> _Requirements_:
a: According to the interview about scoring the vampire film, what formal training has Navarrete had in composition?
b: Condense the paragraph of the interview about scoring the vampire film that begins "That's interesting. I always think" into a short bulleted list that keeps its main facts.
c: Carry on the interview about scoring the vampire film from the point where it stops.

NAVARRETE: I think the carol links more with the education of Eleanor in an orphanage, and the evocation of those times gone long time ago, than with a religious iconography, which is certainly absent from the movie.

AX:
In that respect, is it more challenging to score a vampire film that doesn’t play by the traditional vampire “rules?”

NAVARRETE: It’s really much better. I don’t see much interest in following the “rules,” and I’m not sure I’d even sure I’d know how to do it, since I never had a formal training in composition itself. Movies have some kind of soul, or they don’t. Composers, as do the actors, perform very simply as mediums to get down this magic plasma. We all go through some struggle in the creative process, but that’s not very relevant.

AX:
For a vampire tale about girl power, how did you want to reflect the characters’ femininity, as well as savagery?

NAVARRETE: That’s interesting. I always think on my favorite music as kind of feminine, going by the minor modes and all that. These ladies in the movie behave in a very compassionate way. Clara kills undesirable or abusive men, while Eleanor helps the ones who are in hopeless suffering to end their days peacefully. Because we feel sympathetic with these characters, we want this somewhat weird music to be on their side. But there are other vampires, chasing them, and they can get quite violent and the music, hopefully, reflects this by displaying their madness and darkness.

> _Information supplied_:
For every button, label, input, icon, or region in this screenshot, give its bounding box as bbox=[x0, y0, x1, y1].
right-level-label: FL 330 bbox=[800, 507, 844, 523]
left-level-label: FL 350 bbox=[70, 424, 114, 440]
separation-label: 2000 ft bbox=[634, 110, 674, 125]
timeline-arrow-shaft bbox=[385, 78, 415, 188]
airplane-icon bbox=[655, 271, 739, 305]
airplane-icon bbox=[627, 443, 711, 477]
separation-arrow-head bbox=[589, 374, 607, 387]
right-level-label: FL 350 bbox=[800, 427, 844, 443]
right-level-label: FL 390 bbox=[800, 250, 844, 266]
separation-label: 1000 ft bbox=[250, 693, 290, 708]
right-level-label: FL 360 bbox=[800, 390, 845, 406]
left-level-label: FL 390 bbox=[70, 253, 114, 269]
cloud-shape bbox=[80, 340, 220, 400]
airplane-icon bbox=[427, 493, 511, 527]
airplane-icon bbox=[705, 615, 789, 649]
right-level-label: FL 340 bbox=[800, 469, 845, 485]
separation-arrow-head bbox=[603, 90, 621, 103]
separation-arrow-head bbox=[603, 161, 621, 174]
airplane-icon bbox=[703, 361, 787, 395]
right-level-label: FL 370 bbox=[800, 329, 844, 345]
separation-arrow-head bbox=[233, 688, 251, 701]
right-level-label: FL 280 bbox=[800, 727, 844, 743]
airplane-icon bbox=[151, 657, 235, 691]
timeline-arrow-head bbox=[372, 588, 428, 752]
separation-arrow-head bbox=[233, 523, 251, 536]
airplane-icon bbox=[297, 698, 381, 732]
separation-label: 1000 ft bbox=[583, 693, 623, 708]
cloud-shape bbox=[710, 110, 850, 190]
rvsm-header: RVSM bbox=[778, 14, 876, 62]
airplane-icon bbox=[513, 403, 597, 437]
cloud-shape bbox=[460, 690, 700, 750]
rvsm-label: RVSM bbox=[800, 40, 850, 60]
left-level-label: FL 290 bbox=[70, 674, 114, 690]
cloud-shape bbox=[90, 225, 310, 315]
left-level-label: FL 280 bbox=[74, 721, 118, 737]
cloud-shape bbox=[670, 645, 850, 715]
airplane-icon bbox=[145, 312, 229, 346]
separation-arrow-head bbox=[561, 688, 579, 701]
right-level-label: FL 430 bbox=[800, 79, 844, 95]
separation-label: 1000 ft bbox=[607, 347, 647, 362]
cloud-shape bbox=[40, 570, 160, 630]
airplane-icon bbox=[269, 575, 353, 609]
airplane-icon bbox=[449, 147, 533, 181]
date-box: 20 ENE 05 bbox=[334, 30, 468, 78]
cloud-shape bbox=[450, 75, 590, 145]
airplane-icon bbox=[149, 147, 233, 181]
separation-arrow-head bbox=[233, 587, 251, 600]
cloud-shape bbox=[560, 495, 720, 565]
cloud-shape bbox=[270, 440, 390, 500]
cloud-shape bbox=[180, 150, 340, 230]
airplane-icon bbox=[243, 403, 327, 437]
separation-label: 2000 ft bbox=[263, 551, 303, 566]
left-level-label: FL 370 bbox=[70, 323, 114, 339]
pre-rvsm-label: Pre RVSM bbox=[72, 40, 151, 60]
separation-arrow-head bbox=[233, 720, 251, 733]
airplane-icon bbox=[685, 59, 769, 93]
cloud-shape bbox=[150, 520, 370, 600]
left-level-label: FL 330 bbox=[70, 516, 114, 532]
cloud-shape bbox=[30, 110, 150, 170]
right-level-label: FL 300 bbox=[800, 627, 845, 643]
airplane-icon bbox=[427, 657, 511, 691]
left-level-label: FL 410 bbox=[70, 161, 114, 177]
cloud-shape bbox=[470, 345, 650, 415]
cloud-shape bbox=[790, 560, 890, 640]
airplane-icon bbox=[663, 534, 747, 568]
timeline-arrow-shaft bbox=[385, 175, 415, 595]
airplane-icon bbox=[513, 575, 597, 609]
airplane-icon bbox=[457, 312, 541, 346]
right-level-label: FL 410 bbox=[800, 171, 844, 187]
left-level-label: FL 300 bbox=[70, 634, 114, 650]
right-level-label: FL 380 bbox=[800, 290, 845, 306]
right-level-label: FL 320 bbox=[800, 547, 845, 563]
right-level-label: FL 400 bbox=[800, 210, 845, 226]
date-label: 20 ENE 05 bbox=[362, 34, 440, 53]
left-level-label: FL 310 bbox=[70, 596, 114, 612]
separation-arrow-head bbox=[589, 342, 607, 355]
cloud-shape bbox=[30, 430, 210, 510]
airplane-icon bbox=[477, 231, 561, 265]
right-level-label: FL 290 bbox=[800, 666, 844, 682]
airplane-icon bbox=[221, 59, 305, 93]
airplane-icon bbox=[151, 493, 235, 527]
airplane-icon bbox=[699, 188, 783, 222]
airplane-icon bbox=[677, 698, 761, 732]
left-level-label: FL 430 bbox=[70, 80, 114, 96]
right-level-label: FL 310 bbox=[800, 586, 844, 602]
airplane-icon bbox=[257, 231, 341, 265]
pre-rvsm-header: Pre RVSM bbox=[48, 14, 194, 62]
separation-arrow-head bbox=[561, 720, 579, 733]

> _Exercise answers_:
a: He never had formal training in composition itself.

b:
- Navarrete thinks of his favorite music as somewhat feminine because of its minor modes.
- The women in the film act with compassion. Clara kills undesirable or abusive men, and Eleanor helps those in hopeless suffering end their days peacefully.
- Because viewers feel sympathy for these characters, the somewhat weird music is meant to be on their side.
- Other vampires chase them and can get quite violent, and the music is meant to reflect this through their madness and darkness.

c:
AX:
Could you talk about the eerier, sharper musical effects you use in BYZANTIUM?

NAVARRETE: I used a number of electronic sounds from one or two well-known sound libraries, without even editing them, always playing them in very extreme registers or in unusual ways. I made a weird bass out of it, and vice versa. That’s probably why it can get quite “sharp” at moments.

AX: Would you like all of your genre films to be as elegant as BYZANTIUM, or do you like to work on more visceral horror films as well?

NAVARRETE: I like my horror movies to be elegant, definitely!

AX:
Where kind of route do you see vampire films, and their scores taking in the future?

NAVARRETE: I would watch a vampire movie every month, or every week, if they were good enough, so I hope they continue making ones as good as BYZANTIUM. I believe this last wave of vampire movies has given us some great ones, along with a number of mediocre ones. My guess is that the genre is going to be periodically revisited, and obviously changed. Their music will follow that. As you noted, there is no religious iconography involved in BYZANTIUM. It’s also worth it to note that Neil’s vampires don’t become richer or happier after living for two hundred years. They just follow the flow of life, with all of its ups and downs. I love that about the film.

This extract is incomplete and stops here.